Which lines hold the word "plain"? Show each of them.

_Extracted records_
____
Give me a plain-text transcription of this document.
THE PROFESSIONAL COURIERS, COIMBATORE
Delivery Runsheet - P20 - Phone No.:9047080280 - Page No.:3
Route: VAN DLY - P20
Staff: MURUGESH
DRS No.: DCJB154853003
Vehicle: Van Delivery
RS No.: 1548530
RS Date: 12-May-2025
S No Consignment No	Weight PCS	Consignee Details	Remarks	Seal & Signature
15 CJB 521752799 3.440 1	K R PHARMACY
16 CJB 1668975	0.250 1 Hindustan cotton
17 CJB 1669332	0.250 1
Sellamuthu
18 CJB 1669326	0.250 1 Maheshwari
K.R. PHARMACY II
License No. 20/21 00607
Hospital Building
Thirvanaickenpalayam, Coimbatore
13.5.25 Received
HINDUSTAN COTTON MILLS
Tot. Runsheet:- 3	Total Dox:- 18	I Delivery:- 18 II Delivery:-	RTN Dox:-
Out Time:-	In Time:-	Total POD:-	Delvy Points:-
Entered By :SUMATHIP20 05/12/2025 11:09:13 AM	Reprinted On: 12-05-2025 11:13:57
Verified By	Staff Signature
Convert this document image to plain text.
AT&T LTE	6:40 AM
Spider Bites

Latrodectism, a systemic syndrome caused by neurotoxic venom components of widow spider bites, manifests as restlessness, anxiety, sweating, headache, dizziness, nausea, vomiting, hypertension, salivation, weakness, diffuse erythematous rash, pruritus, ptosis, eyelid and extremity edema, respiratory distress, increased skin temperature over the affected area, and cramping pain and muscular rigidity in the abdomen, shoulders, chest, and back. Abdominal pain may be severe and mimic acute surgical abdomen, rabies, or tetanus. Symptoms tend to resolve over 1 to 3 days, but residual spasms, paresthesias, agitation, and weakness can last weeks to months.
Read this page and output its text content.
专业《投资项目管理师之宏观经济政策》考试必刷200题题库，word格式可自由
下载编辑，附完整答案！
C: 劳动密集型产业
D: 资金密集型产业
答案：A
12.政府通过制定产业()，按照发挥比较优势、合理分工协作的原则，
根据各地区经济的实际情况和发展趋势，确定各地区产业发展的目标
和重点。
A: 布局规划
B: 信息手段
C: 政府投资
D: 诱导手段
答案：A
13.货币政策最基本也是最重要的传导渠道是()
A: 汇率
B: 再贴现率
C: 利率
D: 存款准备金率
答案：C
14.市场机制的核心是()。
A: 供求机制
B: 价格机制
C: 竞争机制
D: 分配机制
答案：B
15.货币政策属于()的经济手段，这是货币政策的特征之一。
____
_Finished answer_
Give me a plain-text transcription of this document.
Convert this document image to plain text.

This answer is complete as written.